**Problem requirements**: Return every line of the data below that includes the string "children".

**Data excerpts**:
● ● ● ●
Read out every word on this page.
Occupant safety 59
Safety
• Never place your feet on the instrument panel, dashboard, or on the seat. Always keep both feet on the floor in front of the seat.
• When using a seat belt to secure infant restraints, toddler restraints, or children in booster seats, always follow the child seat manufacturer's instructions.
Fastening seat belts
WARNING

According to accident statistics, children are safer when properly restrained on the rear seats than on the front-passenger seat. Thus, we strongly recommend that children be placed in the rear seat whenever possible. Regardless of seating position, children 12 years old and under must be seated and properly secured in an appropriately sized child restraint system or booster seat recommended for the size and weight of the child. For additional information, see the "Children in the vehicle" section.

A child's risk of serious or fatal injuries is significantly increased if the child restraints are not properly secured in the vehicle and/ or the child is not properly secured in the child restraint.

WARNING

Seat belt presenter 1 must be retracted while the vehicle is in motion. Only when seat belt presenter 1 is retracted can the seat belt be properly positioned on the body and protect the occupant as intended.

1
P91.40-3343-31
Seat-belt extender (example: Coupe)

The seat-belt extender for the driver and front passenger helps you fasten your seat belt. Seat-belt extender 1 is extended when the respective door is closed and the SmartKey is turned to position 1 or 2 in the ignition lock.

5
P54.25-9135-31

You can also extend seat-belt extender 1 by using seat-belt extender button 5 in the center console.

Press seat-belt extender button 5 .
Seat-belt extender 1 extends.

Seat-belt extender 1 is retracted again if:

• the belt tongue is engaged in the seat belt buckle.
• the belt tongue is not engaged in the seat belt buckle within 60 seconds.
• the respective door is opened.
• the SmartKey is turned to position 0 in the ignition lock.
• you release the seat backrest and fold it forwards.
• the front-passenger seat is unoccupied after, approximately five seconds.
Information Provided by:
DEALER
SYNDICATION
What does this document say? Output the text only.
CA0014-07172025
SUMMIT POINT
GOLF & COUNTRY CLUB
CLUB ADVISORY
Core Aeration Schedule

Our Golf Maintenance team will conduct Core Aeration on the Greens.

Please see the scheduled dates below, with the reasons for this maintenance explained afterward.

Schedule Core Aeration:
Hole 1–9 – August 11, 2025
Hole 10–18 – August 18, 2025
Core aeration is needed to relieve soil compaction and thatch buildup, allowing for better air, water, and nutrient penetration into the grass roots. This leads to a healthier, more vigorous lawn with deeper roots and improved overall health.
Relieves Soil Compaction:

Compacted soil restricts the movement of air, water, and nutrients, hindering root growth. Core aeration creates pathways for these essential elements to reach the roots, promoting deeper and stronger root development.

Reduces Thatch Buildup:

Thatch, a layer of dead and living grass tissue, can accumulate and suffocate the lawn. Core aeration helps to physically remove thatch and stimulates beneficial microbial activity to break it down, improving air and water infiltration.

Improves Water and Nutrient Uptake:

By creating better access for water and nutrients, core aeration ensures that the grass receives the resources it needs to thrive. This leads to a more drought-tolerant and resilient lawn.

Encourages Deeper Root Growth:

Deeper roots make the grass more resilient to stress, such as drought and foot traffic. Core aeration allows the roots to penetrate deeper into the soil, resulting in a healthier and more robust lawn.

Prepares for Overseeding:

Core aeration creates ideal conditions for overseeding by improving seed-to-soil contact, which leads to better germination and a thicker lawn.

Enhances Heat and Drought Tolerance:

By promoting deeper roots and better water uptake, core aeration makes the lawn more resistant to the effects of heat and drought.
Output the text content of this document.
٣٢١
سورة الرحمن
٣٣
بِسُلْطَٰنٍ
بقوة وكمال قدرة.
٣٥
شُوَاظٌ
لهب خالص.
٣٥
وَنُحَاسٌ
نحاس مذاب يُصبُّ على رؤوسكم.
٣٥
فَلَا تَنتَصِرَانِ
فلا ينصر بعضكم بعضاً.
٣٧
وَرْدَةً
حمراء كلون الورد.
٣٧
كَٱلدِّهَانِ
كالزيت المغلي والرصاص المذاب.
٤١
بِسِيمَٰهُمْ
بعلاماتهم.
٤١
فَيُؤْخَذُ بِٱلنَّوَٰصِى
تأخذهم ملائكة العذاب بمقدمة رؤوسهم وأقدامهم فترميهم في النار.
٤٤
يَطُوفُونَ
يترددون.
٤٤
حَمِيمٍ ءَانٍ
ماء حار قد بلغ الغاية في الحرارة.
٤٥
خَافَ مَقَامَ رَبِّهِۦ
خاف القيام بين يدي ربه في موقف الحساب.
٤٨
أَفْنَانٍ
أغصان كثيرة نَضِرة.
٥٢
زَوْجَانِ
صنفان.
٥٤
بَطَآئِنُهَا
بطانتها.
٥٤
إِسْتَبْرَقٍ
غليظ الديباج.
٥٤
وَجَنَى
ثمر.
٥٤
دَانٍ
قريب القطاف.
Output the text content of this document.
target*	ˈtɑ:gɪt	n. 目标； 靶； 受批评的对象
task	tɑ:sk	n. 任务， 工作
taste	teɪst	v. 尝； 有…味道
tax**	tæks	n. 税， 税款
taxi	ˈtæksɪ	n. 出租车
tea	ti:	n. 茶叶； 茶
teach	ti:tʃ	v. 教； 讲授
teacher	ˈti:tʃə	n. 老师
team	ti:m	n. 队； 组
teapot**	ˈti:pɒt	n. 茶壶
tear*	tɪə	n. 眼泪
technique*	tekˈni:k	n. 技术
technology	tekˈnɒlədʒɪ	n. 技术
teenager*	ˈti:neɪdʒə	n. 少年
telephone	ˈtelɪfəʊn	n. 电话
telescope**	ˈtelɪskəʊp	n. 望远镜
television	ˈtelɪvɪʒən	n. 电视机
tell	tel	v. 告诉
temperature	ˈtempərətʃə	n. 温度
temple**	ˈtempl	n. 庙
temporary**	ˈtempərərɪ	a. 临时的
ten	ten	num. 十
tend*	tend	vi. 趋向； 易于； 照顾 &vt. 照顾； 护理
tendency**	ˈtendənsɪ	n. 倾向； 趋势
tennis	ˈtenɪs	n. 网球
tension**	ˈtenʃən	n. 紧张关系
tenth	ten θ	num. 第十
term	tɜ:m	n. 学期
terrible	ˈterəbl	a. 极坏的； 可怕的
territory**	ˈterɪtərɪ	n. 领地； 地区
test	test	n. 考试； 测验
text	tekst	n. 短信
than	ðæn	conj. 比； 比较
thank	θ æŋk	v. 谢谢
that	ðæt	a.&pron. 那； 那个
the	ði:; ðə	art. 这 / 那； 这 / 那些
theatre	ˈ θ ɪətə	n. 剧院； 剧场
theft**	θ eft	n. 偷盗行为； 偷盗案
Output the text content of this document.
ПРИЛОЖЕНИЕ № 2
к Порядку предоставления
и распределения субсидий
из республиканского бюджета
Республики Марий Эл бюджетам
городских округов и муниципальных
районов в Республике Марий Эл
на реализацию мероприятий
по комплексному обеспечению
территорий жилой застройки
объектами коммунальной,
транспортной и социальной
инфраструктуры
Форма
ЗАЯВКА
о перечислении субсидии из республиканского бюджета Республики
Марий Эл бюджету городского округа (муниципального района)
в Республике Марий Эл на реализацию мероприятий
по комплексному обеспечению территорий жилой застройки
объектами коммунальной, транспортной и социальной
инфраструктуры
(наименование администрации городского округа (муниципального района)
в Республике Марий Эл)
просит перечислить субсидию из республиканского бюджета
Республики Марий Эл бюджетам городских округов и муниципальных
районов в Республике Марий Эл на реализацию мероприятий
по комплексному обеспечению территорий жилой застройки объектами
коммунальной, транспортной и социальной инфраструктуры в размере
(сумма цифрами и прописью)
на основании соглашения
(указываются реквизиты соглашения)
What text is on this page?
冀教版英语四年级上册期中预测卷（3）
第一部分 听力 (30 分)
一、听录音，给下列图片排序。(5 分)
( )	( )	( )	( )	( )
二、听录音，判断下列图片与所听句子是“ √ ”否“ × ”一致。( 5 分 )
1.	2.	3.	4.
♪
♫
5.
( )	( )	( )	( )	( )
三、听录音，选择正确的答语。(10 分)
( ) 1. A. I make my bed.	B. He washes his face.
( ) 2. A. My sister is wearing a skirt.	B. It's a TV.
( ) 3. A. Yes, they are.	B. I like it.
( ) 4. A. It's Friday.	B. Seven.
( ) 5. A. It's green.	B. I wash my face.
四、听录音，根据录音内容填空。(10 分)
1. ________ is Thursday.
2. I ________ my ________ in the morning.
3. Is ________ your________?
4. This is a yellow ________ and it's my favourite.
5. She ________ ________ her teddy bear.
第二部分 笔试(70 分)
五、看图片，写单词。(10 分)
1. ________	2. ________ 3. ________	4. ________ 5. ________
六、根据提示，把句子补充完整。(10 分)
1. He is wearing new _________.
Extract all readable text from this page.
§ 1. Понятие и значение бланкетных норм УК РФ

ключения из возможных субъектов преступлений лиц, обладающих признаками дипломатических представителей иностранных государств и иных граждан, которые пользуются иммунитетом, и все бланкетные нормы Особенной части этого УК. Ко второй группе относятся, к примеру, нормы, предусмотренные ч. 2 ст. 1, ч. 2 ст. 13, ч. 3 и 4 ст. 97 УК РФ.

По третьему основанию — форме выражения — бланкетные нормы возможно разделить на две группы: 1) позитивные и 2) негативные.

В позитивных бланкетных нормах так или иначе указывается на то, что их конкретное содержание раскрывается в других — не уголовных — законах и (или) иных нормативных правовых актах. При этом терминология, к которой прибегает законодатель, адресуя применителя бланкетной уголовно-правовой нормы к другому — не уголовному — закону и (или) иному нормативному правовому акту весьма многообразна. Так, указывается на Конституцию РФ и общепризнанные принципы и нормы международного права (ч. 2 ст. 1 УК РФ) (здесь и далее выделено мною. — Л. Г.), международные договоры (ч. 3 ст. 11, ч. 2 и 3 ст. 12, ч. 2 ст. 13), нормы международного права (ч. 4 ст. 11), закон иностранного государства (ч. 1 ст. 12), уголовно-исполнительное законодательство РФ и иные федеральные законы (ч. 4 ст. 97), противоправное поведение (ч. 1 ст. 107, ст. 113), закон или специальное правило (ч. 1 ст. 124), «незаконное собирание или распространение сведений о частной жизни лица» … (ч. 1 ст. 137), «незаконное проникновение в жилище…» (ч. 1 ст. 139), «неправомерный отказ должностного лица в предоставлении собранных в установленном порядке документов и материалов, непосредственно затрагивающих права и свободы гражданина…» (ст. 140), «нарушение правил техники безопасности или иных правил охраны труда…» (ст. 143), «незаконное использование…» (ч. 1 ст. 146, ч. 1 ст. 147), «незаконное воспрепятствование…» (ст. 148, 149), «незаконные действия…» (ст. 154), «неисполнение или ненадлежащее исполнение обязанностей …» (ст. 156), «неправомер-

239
● ● ● ●
**Response**:
• When using a seat belt to secure infant restraints, toddler restraints, or children in booster seats, always follow the child seat manufacturer's instructions.
According to accident statistics, children are safer when properly restrained on the rear seats than on the front-passenger seat. Thus, we strongly recommend that children be placed in the rear seat whenever possible. Regardless of seating position, children 12 years old and under must be seated and properly secured in an appropriately sized child restraint system or booster seat recommended for the size and weight of the child. For additional information, see the "Children in the vehicle" section.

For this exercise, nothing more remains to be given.